* [EXERCISE DETAILS]
In the items below, reproduce without any change everything from the line containing "218, 30, 225]" down to the line containing "425, 639, 431]", including both of those lines.

(Stored items from a collection)
——
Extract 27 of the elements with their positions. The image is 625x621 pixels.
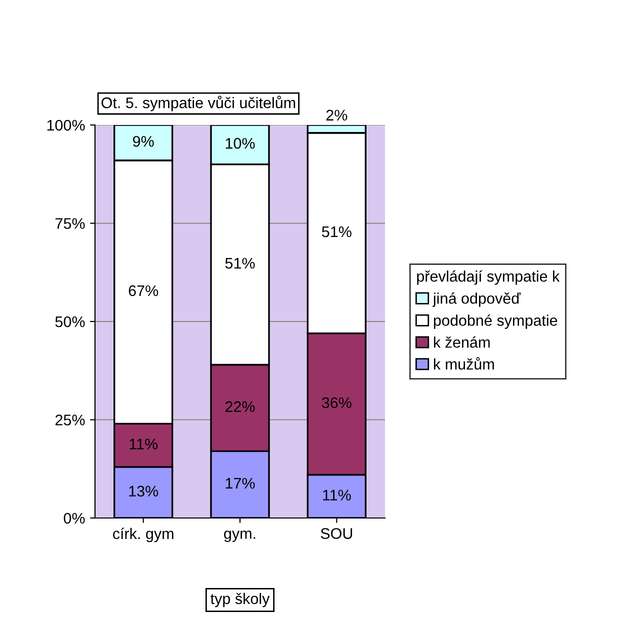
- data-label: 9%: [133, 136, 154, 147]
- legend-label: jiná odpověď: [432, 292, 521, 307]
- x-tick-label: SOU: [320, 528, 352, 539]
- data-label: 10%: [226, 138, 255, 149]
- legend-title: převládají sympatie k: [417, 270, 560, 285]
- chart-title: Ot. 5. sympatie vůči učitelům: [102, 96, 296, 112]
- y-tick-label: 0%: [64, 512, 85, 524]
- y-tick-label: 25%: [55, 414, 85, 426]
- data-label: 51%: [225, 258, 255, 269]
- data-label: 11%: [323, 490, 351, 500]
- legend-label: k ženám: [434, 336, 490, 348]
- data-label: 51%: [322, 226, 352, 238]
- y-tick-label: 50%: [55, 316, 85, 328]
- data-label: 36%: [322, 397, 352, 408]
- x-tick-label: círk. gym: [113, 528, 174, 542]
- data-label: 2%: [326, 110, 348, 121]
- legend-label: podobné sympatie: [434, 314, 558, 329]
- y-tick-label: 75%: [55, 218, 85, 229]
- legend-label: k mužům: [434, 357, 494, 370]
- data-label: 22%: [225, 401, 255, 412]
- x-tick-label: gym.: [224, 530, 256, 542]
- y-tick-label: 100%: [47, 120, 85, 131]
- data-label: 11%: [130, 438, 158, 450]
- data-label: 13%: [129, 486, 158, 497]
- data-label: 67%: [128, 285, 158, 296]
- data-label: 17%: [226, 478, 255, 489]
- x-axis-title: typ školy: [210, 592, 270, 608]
——
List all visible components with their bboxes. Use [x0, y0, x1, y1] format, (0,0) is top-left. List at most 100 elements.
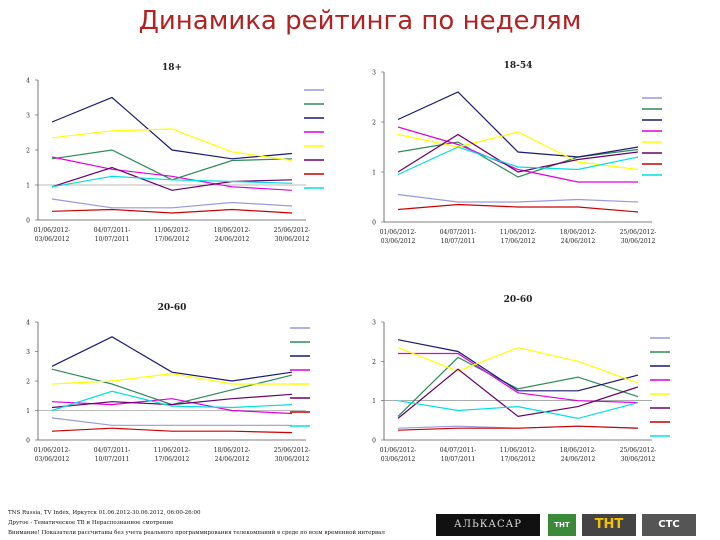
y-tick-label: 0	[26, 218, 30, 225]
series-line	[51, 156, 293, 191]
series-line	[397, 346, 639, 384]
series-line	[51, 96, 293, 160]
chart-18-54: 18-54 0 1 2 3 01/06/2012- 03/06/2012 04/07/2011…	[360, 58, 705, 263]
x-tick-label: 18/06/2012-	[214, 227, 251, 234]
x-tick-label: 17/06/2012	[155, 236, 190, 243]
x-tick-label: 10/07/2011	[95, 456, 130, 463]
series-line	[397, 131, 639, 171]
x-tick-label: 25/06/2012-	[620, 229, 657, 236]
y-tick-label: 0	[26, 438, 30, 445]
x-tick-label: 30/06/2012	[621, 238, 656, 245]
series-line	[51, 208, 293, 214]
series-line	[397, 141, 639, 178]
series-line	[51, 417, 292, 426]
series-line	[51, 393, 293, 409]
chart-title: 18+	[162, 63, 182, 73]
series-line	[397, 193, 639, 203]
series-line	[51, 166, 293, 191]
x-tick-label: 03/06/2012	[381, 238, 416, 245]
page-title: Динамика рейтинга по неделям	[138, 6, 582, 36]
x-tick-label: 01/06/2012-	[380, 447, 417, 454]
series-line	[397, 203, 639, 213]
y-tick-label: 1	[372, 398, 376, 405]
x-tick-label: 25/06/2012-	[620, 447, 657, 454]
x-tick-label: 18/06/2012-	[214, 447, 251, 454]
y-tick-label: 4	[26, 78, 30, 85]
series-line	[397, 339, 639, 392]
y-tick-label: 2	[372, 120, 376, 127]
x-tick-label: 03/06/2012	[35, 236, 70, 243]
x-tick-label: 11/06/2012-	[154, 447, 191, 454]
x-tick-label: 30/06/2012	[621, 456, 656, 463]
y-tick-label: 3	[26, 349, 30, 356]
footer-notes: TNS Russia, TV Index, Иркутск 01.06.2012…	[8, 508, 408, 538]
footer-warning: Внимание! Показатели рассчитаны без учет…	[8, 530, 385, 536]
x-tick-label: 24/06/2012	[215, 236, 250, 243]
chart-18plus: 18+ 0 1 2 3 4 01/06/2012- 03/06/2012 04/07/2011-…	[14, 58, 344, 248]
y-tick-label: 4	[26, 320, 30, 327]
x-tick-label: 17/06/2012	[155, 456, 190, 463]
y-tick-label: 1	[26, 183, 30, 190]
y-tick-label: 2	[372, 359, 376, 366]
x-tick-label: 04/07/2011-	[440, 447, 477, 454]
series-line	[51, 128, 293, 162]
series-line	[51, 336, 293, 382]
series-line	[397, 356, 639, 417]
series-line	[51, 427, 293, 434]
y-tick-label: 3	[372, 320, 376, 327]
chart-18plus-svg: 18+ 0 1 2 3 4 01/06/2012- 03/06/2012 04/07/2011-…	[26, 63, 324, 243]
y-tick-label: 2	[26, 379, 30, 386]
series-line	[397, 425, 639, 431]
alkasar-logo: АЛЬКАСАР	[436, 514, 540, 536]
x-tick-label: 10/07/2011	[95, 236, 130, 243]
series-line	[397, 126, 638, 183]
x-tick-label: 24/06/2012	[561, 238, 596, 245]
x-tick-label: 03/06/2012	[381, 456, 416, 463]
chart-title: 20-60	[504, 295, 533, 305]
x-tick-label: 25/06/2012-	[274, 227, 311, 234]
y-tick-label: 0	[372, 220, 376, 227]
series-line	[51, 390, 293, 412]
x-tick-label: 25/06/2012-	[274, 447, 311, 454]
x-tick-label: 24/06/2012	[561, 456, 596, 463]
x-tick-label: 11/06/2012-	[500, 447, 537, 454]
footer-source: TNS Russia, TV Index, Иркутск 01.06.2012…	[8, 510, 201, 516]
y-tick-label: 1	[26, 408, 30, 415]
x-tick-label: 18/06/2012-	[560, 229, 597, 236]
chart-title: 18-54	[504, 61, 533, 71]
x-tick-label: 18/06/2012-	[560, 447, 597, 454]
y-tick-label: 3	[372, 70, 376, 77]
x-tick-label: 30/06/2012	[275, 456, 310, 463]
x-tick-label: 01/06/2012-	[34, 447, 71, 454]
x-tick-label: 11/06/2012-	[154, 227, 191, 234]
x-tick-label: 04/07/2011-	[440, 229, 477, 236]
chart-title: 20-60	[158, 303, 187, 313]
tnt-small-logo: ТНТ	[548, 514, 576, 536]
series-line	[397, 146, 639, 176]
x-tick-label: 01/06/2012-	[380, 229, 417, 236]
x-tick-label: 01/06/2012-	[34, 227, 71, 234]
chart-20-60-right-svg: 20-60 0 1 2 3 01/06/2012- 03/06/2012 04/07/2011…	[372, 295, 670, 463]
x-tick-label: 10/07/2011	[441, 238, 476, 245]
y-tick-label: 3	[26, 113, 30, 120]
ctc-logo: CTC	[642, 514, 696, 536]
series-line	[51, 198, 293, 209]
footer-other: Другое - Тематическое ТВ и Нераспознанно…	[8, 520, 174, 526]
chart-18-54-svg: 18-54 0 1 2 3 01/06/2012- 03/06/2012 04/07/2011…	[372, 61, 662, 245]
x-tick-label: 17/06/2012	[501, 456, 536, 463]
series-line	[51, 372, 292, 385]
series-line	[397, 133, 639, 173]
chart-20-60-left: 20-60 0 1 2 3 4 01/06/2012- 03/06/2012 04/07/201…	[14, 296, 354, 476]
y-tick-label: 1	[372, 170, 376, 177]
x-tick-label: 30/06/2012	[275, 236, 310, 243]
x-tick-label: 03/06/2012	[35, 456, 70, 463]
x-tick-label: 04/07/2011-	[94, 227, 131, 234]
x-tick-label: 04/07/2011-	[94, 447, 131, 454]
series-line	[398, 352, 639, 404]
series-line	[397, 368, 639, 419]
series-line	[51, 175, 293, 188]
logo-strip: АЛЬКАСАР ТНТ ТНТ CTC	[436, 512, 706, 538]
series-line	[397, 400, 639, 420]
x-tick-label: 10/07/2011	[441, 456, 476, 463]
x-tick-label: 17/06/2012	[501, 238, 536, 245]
——
* [RESPONSE TO THE TASK]
y-tick-label: 0	[26, 218, 30, 225]
series-line	[51, 156, 293, 191]
series-line	[397, 346, 639, 384]
series-line	[51, 96, 293, 160]
chart-18-54: 18-54 0 1 2 3 01/06/2012- 03/06/2012 04/07/2011…	[360, 58, 705, 263]
x-tick-label: 18/06/2012-	[214, 227, 251, 234]
x-tick-label: 17/06/2012	[155, 236, 190, 243]
x-tick-label: 10/07/2011	[95, 456, 130, 463]
series-line	[397, 131, 639, 171]
x-tick-label: 25/06/2012-	[620, 229, 657, 236]
y-tick-label: 0	[26, 438, 30, 445]
x-tick-label: 30/06/2012	[621, 238, 656, 245]
series-line	[51, 208, 293, 214]
series-line	[397, 141, 639, 178]
series-line	[51, 417, 292, 426]
series-line	[51, 393, 293, 409]
chart-title: 18+	[162, 63, 182, 73]
series-line	[397, 193, 639, 203]
series-line	[51, 166, 293, 191]
x-tick-label: 03/06/2012	[381, 238, 416, 245]
page-title: Динамика рейтинга по неделям	[138, 6, 582, 36]
x-tick-label: 01/06/2012-	[380, 447, 417, 454]
series-line	[397, 203, 639, 213]
y-tick-label: 1	[372, 398, 376, 405]
x-tick-label: 25/06/2012-	[620, 447, 657, 454]
x-tick-label: 18/06/2012-	[214, 447, 251, 454]
y-tick-label: 4	[26, 78, 30, 85]
series-line	[397, 339, 639, 392]
y-tick-label: 2	[372, 120, 376, 127]
x-tick-label: 03/06/2012	[35, 236, 70, 243]
x-tick-label: 11/06/2012-	[154, 447, 191, 454]
x-tick-label: 30/06/2012	[621, 456, 656, 463]
y-tick-label: 3	[26, 349, 30, 356]
footer-notes: TNS Russia, TV Index, Иркутск 01.06.2012…	[8, 508, 408, 538]
footer-warning: Внимание! Показатели рассчитаны без учет…	[8, 530, 385, 536]
x-tick-label: 24/06/2012	[215, 236, 250, 243]
chart-18plus: 18+ 0 1 2 3 4 01/06/2012- 03/06/2012 04/07/2011-…	[14, 58, 344, 248]
y-tick-label: 4	[26, 320, 30, 327]
x-tick-label: 17/06/2012	[155, 456, 190, 463]
y-tick-label: 1	[26, 183, 30, 190]
y-tick-label: 2	[372, 359, 376, 366]
x-tick-label: 04/07/2011-	[440, 447, 477, 454]
series-line	[51, 128, 293, 162]
series-line	[51, 336, 293, 382]
series-line	[397, 356, 639, 417]
series-line	[51, 427, 293, 434]
y-tick-label: 3	[372, 320, 376, 327]
chart-18plus-svg: 18+ 0 1 2 3 4 01/06/2012- 03/06/2012 04/07/2011-…	[26, 63, 324, 243]
y-tick-label: 2	[26, 379, 30, 386]
series-line	[397, 425, 639, 431]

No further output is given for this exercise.